What the task asks =>
Copy each line of the records below verbatim and omit the pictures from your copy.

Source data =>
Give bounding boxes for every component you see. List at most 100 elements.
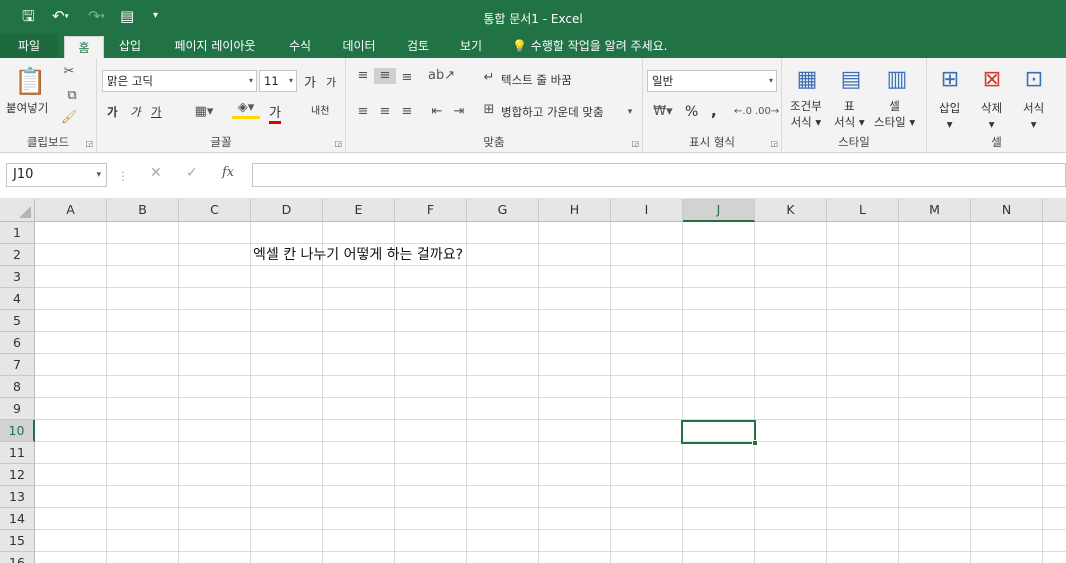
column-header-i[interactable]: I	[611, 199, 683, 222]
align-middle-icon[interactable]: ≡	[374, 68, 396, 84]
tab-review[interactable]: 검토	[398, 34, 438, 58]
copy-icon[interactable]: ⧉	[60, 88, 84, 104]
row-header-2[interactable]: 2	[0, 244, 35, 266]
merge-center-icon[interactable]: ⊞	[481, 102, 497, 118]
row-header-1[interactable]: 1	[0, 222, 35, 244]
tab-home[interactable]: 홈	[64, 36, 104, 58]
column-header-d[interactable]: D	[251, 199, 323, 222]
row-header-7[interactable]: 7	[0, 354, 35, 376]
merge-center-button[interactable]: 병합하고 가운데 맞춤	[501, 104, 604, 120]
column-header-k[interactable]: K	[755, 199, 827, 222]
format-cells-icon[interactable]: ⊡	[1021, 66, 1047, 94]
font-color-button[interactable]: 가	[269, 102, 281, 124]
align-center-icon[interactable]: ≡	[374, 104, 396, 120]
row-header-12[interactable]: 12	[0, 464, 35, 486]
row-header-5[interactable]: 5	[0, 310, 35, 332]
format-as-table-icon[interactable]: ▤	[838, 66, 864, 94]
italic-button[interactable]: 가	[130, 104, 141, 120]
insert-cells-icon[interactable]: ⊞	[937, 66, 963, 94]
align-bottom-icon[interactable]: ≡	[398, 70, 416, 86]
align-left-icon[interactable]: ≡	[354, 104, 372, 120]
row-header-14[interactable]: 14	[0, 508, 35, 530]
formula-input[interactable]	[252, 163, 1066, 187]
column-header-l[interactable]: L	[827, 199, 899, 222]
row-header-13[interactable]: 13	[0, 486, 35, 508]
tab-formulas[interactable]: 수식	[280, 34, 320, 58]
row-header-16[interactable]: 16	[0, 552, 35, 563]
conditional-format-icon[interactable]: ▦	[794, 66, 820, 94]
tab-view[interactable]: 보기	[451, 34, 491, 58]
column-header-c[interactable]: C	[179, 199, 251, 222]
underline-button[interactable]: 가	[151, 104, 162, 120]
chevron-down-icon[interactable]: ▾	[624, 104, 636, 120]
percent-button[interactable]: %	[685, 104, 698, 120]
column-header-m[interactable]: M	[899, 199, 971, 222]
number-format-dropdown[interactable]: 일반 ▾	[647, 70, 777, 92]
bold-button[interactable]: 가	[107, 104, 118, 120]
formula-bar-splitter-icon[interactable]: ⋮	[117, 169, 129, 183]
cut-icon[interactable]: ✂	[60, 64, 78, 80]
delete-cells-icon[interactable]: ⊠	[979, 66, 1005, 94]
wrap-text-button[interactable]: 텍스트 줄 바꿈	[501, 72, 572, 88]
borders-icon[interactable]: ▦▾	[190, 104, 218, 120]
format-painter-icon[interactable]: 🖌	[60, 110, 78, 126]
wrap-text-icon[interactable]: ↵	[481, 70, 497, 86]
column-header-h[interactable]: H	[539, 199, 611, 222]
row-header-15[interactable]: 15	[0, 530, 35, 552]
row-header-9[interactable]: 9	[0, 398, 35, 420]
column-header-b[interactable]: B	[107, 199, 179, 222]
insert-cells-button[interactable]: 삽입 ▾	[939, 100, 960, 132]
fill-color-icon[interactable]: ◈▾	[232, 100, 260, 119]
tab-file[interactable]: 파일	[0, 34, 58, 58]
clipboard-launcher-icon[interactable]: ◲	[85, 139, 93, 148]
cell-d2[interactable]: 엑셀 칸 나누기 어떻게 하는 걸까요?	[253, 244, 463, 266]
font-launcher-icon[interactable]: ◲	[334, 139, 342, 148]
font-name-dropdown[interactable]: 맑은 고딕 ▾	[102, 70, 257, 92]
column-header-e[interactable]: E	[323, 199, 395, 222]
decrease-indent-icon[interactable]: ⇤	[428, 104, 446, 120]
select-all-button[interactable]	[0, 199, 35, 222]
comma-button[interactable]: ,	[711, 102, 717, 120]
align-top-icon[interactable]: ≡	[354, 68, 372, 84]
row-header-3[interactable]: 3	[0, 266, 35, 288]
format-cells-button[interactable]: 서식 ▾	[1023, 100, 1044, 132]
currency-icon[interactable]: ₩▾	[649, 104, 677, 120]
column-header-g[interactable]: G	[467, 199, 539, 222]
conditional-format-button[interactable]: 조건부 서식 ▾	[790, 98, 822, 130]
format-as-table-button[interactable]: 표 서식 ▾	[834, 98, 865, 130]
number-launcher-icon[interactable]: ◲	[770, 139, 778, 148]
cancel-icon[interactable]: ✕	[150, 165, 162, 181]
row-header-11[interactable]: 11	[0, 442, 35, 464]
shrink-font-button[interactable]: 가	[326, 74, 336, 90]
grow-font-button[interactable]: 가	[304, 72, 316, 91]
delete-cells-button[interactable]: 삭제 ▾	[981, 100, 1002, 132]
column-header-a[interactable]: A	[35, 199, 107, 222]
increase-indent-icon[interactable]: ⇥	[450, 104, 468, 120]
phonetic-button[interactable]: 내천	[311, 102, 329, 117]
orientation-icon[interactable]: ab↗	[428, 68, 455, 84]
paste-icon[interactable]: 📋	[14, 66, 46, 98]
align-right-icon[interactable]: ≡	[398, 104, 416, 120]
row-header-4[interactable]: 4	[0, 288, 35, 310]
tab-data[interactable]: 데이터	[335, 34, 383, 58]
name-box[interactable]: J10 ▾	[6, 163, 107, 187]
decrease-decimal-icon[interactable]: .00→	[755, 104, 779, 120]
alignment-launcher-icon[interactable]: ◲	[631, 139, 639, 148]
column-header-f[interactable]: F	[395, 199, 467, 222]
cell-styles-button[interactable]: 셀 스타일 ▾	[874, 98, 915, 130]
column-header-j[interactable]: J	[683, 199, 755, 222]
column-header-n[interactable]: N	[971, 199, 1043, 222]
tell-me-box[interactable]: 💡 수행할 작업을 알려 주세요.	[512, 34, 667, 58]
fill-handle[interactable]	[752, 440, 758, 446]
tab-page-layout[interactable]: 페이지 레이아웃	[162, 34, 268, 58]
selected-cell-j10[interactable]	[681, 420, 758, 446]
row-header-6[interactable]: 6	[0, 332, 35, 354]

The completed task =>
Give bounding boxes for every component you see. List at most 100 elements.
column-header-i[interactable]: I	[611, 199, 683, 222]
align-middle-icon[interactable]: ≡	[374, 68, 396, 84]
tab-review[interactable]: 검토	[398, 34, 438, 58]
copy-icon[interactable]: ⧉	[60, 88, 84, 104]
row-header-2[interactable]: 2	[0, 244, 35, 266]
merge-center-icon[interactable]: ⊞	[481, 102, 497, 118]
row-header-1[interactable]: 1	[0, 222, 35, 244]
tab-home[interactable]: 홈	[64, 36, 104, 58]
column-header-d[interactable]: D	[251, 199, 323, 222]
row-header-7[interactable]: 7	[0, 354, 35, 376]
merge-center-button[interactable]: 병합하고 가운데 맞춤	[501, 104, 604, 120]
column-header-k[interactable]: K	[755, 199, 827, 222]
format-cells-icon[interactable]: ⊡	[1021, 66, 1047, 94]
font-color-button[interactable]: 가	[269, 102, 281, 124]
align-center-icon[interactable]: ≡	[374, 104, 396, 120]
row-header-12[interactable]: 12	[0, 464, 35, 486]
row-header-5[interactable]: 5	[0, 310, 35, 332]
format-as-table-icon[interactable]: ▤	[838, 66, 864, 94]
italic-button[interactable]: 가	[130, 104, 141, 120]
insert-cells-icon[interactable]: ⊞	[937, 66, 963, 94]
align-bottom-icon[interactable]: ≡	[398, 70, 416, 86]
align-left-icon[interactable]: ≡	[354, 104, 372, 120]
row-header-14[interactable]: 14	[0, 508, 35, 530]
formula-input[interactable]	[252, 163, 1066, 187]
column-header-l[interactable]: L	[827, 199, 899, 222]
row-header-13[interactable]: 13	[0, 486, 35, 508]
tab-formulas[interactable]: 수식	[280, 34, 320, 58]
row-header-16[interactable]: 16	[0, 552, 35, 563]
conditional-format-icon[interactable]: ▦	[794, 66, 820, 94]
tab-view[interactable]: 보기	[451, 34, 491, 58]
column-header-c[interactable]: C	[179, 199, 251, 222]
underline-button[interactable]: 가	[151, 104, 162, 120]
chevron-down-icon[interactable]: ▾	[624, 104, 636, 120]
percent-button[interactable]: %	[685, 104, 698, 120]
column-header-m[interactable]: M	[899, 199, 971, 222]
number-format-dropdown[interactable]: 일반 ▾	[647, 70, 777, 92]
bold-button[interactable]: 가	[107, 104, 118, 120]
formula-bar-splitter-icon[interactable]: ⋮	[117, 169, 129, 183]
cut-icon[interactable]: ✂	[60, 64, 78, 80]
delete-cells-icon[interactable]: ⊠	[979, 66, 1005, 94]
wrap-text-button[interactable]: 텍스트 줄 바꿈	[501, 72, 572, 88]
borders-icon[interactable]: ▦▾	[190, 104, 218, 120]
format-painter-icon[interactable]: 🖌	[60, 110, 78, 126]
wrap-text-icon[interactable]: ↵	[481, 70, 497, 86]
column-header-h[interactable]: H	[539, 199, 611, 222]
row-header-15[interactable]: 15	[0, 530, 35, 552]
row-header-9[interactable]: 9	[0, 398, 35, 420]
column-header-b[interactable]: B	[107, 199, 179, 222]
insert-cells-button[interactable]: 삽입 ▾	[939, 100, 960, 132]
fill-color-icon[interactable]: ◈▾	[232, 100, 260, 119]
tab-file[interactable]: 파일	[0, 34, 58, 58]
clipboard-launcher-icon[interactable]: ◲	[85, 139, 93, 148]
cell-d2[interactable]: 엑셀 칸 나누기 어떻게 하는 걸까요?	[253, 244, 463, 266]
font-launcher-icon[interactable]: ◲	[334, 139, 342, 148]
font-name-dropdown[interactable]: 맑은 고딕 ▾	[102, 70, 257, 92]
column-header-e[interactable]: E	[323, 199, 395, 222]
decrease-indent-icon[interactable]: ⇤	[428, 104, 446, 120]
select-all-button[interactable]	[0, 199, 35, 222]
comma-button[interactable]: ,	[711, 102, 717, 120]
align-top-icon[interactable]: ≡	[354, 68, 372, 84]
row-header-3[interactable]: 3	[0, 266, 35, 288]
format-cells-button[interactable]: 서식 ▾	[1023, 100, 1044, 132]
currency-icon[interactable]: ₩▾	[649, 104, 677, 120]
column-header-g[interactable]: G	[467, 199, 539, 222]
conditional-format-button[interactable]: 조건부 서식 ▾	[790, 98, 822, 130]
format-as-table-button[interactable]: 표 서식 ▾	[834, 98, 865, 130]
number-launcher-icon[interactable]: ◲	[770, 139, 778, 148]
cancel-icon[interactable]: ✕	[150, 165, 162, 181]
row-header-11[interactable]: 11	[0, 442, 35, 464]
shrink-font-button[interactable]: 가	[326, 74, 336, 90]
grow-font-button[interactable]: 가	[304, 72, 316, 91]
delete-cells-button[interactable]: 삭제 ▾	[981, 100, 1002, 132]
column-header-a[interactable]: A	[35, 199, 107, 222]
increase-indent-icon[interactable]: ⇥	[450, 104, 468, 120]
phonetic-button[interactable]: 내천	[311, 102, 329, 117]
orientation-icon[interactable]: ab↗	[428, 68, 455, 84]
paste-icon[interactable]: 📋	[14, 66, 46, 98]
align-right-icon[interactable]: ≡	[398, 104, 416, 120]
row-header-4[interactable]: 4	[0, 288, 35, 310]
tab-data[interactable]: 데이터	[335, 34, 383, 58]
name-box[interactable]: J10 ▾	[6, 163, 107, 187]
decrease-decimal-icon[interactable]: .00→	[755, 104, 779, 120]
alignment-launcher-icon[interactable]: ◲	[631, 139, 639, 148]
column-header-f[interactable]: F	[395, 199, 467, 222]
cell-styles-button[interactable]: 셀 스타일 ▾	[874, 98, 915, 130]
column-header-j[interactable]: J	[683, 199, 755, 222]
column-header-n[interactable]: N	[971, 199, 1043, 222]
tell-me-box[interactable]: 💡 수행할 작업을 알려 주세요.	[512, 34, 667, 58]
fill-handle[interactable]	[752, 440, 758, 446]
tab-page-layout[interactable]: 페이지 레이아웃	[162, 34, 268, 58]
selected-cell-j10[interactable]	[681, 420, 758, 446]
row-header-6[interactable]: 6	[0, 332, 35, 354]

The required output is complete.